◆ **Given records**:
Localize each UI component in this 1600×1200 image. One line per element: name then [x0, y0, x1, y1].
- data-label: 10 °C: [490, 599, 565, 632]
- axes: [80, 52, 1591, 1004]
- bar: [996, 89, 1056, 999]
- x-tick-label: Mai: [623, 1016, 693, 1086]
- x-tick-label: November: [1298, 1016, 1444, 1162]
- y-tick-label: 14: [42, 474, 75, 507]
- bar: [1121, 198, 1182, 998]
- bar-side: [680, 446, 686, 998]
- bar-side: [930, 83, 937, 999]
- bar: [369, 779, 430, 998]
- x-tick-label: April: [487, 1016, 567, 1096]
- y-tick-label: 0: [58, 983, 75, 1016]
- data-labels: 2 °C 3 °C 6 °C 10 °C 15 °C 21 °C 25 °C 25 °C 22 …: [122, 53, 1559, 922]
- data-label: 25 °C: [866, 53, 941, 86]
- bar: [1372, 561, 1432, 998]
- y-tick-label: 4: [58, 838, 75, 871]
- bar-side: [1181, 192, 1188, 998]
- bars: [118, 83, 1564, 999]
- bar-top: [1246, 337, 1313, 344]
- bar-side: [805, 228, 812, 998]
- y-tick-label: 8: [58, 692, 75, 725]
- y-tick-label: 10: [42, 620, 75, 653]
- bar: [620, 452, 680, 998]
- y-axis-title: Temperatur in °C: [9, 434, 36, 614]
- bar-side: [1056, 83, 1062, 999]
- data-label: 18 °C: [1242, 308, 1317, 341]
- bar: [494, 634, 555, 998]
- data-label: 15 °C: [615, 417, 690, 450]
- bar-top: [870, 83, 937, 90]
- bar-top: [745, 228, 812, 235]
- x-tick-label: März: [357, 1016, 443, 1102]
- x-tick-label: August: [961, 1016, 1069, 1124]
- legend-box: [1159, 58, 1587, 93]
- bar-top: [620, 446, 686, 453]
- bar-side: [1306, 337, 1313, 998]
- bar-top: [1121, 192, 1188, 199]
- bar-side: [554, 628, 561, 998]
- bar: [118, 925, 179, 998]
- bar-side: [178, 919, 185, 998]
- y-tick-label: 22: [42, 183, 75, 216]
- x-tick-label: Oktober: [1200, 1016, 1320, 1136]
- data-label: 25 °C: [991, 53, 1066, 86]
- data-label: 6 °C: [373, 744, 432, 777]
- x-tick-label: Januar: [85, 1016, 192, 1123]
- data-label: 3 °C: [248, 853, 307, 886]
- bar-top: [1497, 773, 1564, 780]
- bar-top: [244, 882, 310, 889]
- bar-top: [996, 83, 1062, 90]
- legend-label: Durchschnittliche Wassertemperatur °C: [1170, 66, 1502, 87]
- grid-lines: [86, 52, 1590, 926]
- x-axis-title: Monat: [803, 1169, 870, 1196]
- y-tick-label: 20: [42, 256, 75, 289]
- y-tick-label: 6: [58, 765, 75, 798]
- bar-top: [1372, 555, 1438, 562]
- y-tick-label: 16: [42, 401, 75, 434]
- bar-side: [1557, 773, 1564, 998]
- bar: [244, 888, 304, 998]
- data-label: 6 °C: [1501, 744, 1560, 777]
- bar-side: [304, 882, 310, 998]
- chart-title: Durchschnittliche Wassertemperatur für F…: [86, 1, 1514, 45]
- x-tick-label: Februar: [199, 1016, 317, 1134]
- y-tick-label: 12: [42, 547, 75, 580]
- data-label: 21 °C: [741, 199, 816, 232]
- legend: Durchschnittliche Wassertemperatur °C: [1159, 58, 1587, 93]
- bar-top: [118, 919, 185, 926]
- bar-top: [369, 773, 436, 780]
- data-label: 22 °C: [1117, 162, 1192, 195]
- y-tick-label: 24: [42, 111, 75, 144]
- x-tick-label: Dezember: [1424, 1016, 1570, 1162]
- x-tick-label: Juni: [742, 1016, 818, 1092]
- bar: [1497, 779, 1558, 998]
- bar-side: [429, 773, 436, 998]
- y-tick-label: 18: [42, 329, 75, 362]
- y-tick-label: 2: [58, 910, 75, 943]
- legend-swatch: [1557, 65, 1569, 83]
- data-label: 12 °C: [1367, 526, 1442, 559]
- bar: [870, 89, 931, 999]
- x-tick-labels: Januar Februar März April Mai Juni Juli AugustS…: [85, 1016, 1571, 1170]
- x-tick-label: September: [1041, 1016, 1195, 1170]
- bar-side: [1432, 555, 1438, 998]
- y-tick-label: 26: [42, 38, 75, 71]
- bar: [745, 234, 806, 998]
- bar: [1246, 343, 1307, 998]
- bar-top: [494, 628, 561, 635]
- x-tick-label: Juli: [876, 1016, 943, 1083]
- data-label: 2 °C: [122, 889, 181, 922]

◆ **Exercise brief**: Copy every line of the records above verbatim, changing nothing.

◆ **Task result**:
Localize each UI component in this 1600×1200 image. One line per element: name then [x0, y0, x1, y1].
- data-label: 10 °C: [490, 599, 565, 632]
- axes: [80, 52, 1591, 1004]
- bar: [996, 89, 1056, 999]
- x-tick-label: Mai: [623, 1016, 693, 1086]
- x-tick-label: November: [1298, 1016, 1444, 1162]
- y-tick-label: 14: [42, 474, 75, 507]
- bar: [1121, 198, 1182, 998]
- bar-side: [680, 446, 686, 998]
- bar-side: [930, 83, 937, 999]
- bar: [369, 779, 430, 998]
- x-tick-label: April: [487, 1016, 567, 1096]
- y-tick-label: 0: [58, 983, 75, 1016]
- data-labels: 2 °C 3 °C 6 °C 10 °C 15 °C 21 °C 25 °C 25 °C 22 …: [122, 53, 1559, 922]
- data-label: 25 °C: [866, 53, 941, 86]
- bar: [1372, 561, 1432, 998]
- y-tick-label: 4: [58, 838, 75, 871]
- bar-side: [1181, 192, 1188, 998]
- bars: [118, 83, 1564, 999]
- bar-top: [1246, 337, 1313, 344]
- bar-side: [805, 228, 812, 998]
- y-tick-label: 8: [58, 692, 75, 725]
- y-tick-label: 10: [42, 620, 75, 653]
- bar: [620, 452, 680, 998]
- y-axis-title: Temperatur in °C: [9, 434, 36, 614]
- bar-side: [1056, 83, 1062, 999]
- data-label: 18 °C: [1242, 308, 1317, 341]
- bar: [494, 634, 555, 998]
- data-label: 15 °C: [615, 417, 690, 450]
- bar-top: [870, 83, 937, 90]
- bar-top: [745, 228, 812, 235]
- x-tick-label: März: [357, 1016, 443, 1102]
- x-tick-label: August: [961, 1016, 1069, 1124]
- legend-box: [1159, 58, 1587, 93]
- bar-top: [620, 446, 686, 453]
- bar-side: [1306, 337, 1313, 998]
- bar-top: [1121, 192, 1188, 199]
- bar-side: [554, 628, 561, 998]
- bar: [118, 925, 179, 998]
- bar-side: [178, 919, 185, 998]
- y-tick-label: 22: [42, 183, 75, 216]
- x-tick-label: Oktober: [1200, 1016, 1320, 1136]
- data-label: 25 °C: [991, 53, 1066, 86]
- data-label: 6 °C: [373, 744, 432, 777]
- x-tick-label: Januar: [85, 1016, 192, 1123]
- data-label: 3 °C: [248, 853, 307, 886]
- bar-top: [1497, 773, 1564, 780]
- bar-top: [244, 882, 310, 889]
- bar-top: [996, 83, 1062, 90]
- legend-label: Durchschnittliche Wassertemperatur °C: [1170, 66, 1502, 87]
- grid-lines: [86, 52, 1590, 926]
- x-axis-title: Monat: [803, 1169, 870, 1196]
- y-tick-label: 20: [42, 256, 75, 289]
- y-tick-label: 6: [58, 765, 75, 798]
- bar-top: [1372, 555, 1438, 562]
- y-tick-label: 16: [42, 401, 75, 434]
- bar-side: [1557, 773, 1564, 998]
- bar: [244, 888, 304, 998]
- data-label: 6 °C: [1501, 744, 1560, 777]
- bar-side: [304, 882, 310, 998]
- chart-title: Durchschnittliche Wassertemperatur für F…: [86, 1, 1514, 45]
- x-tick-label: Februar: [199, 1016, 317, 1134]
- y-tick-label: 12: [42, 547, 75, 580]
- data-label: 21 °C: [741, 199, 816, 232]
- legend: Durchschnittliche Wassertemperatur °C: [1159, 58, 1587, 93]
- bar-top: [118, 919, 185, 926]
- bar-top: [369, 773, 436, 780]
- data-label: 22 °C: [1117, 162, 1192, 195]
- y-tick-label: 24: [42, 111, 75, 144]
- x-tick-label: Dezember: [1424, 1016, 1570, 1162]
- x-tick-label: Juni: [742, 1016, 818, 1092]
- bar: [1497, 779, 1558, 998]
- bar-side: [429, 773, 436, 998]
- y-tick-label: 18: [42, 329, 75, 362]
- y-tick-label: 2: [58, 910, 75, 943]
- legend-swatch: [1557, 65, 1569, 83]
- data-label: 12 °C: [1367, 526, 1442, 559]
- bar: [870, 89, 931, 999]
- x-tick-labels: Januar Februar März April Mai Juni Juli AugustS…: [85, 1016, 1571, 1170]
- x-tick-label: September: [1041, 1016, 1195, 1170]
- bar-side: [1432, 555, 1438, 998]
- y-tick-label: 26: [42, 38, 75, 71]
- bar: [745, 234, 806, 998]
- bar: [1246, 343, 1307, 998]
- bar-top: [494, 628, 561, 635]
- x-tick-label: Juli: [876, 1016, 943, 1083]
- data-label: 2 °C: [122, 889, 181, 922]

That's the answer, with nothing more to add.